### Requirements:
Below is a set of records; restate each one word for word.

### Input data:
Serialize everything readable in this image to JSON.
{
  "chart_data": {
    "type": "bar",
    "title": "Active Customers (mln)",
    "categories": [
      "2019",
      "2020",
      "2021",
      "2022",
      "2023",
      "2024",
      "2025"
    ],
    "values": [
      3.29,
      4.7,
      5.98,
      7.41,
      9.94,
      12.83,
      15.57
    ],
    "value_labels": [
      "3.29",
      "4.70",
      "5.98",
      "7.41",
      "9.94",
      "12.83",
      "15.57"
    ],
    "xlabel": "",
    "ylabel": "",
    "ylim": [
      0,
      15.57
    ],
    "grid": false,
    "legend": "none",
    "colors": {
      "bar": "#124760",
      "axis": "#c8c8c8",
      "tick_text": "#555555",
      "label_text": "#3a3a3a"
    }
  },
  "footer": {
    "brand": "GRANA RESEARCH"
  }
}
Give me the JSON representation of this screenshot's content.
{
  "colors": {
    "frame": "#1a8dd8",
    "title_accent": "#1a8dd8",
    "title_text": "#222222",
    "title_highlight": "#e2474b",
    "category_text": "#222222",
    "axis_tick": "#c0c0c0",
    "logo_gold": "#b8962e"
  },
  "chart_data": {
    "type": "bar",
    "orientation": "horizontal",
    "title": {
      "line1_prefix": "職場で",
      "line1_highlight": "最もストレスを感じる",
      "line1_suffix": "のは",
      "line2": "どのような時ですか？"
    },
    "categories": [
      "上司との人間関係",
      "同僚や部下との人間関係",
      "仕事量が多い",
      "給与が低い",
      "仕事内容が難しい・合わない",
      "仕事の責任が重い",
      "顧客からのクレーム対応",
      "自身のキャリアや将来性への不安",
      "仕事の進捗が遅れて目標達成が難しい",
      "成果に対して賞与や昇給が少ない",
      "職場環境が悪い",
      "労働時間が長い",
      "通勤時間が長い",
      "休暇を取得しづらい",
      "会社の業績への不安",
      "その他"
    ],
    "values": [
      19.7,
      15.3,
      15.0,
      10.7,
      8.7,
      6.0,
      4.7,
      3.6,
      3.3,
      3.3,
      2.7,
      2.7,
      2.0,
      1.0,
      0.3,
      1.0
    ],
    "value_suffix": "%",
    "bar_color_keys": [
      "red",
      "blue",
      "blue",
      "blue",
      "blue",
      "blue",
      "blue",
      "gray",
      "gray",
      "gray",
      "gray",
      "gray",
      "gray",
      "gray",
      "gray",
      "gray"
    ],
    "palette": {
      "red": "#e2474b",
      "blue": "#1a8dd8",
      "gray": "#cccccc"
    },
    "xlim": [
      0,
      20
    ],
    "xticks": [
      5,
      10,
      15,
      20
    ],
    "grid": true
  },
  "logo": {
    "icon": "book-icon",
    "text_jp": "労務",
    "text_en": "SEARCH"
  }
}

### Task answer:
Serialize everything readable in this image to JSON.
{
  "chart_data": {
    "type": "bar",
    "title": "Active Customers (mln)",
    "categories": [
      "2019",
      "2020",
      "2021",
      "2022",
      "2023",
      "2024",
      "2025"
    ],
    "values": [
      3.29,
      4.7,
      5.98,
      7.41,
      9.94,
      12.83,
      15.57
    ],
    "value_labels": [
      "3.29",
      "4.70",
      "5.98",
      "7.41",
      "9.94",
      "12.83",
      "15.57"
    ],
    "xlabel": "",
    "ylabel": "",
    "ylim": [
      0,
      15.57
    ],
    "grid": false,
    "legend": "none",
    "colors": {
      "bar": "#124760",
      "axis": "#c8c8c8",
      "tick_text": "#555555",
      "label_text": "#3a3a3a"
    }
  },
  "footer": {
    "brand": "GRANA RESEARCH"
  }
}
Give me the JSON representation of this screenshot's content.
{
  "colors": {
    "frame": "#1a8dd8",
    "title_accent": "#1a8dd8",
    "title_text": "#222222",
    "title_highlight": "#e2474b",
    "category_text": "#222222",
    "axis_tick": "#c0c0c0",
    "logo_gold": "#b8962e"
  },
  "chart_data": {
    "type": "bar",
    "orientation": "horizontal",
    "title": {
      "line1_prefix": "職場で",
      "line1_highlight": "最もストレスを感じる",
      "line1_suffix": "のは",
      "line2": "どのような時ですか？"
    },
    "categories": [
      "上司との人間関係",
      "同僚や部下との人間関係",
      "仕事量が多い",
      "給与が低い",
      "仕事内容が難しい・合わない",
      "仕事の責任が重い",
      "顧客からのクレーム対応",
      "自身のキャリアや将来性への不安",
      "仕事の進捗が遅れて目標達成が難しい",
      "成果に対して賞与や昇給が少ない",
      "職場環境が悪い",
      "労働時間が長い",
      "通勤時間が長い",
      "休暇を取得しづらい",
      "会社の業績への不安",
      "その他"
    ],
    "values": [
      19.7,
      15.3,
      15.0,
      10.7,
      8.7,
      6.0,
      4.7,
      3.6,
      3.3,
      3.3,
      2.7,
      2.7,
      2.0,
      1.0,
      0.3,
      1.0
    ],
    "value_suffix": "%",
    "bar_color_keys": [
      "red",
      "blue",
      "blue",
      "blue",
      "blue",
      "blue",
      "blue",
      "gray",
      "gray",
      "gray",
      "gray",
      "gray",
      "gray",
      "gray",
      "gray",
      "gray"
    ],
    "palette": {
      "red": "#e2474b",
      "blue": "#1a8dd8",
      "gray": "#cccccc"
    },
    "xlim": [
      0,
      20
    ],
    "xticks": [
      5,
      10,
      15,
      20
    ],
    "grid": true
  },
  "logo": {
    "icon": "book-icon",
    "text_jp": "労務",
    "text_en": "SEARCH"
  }
}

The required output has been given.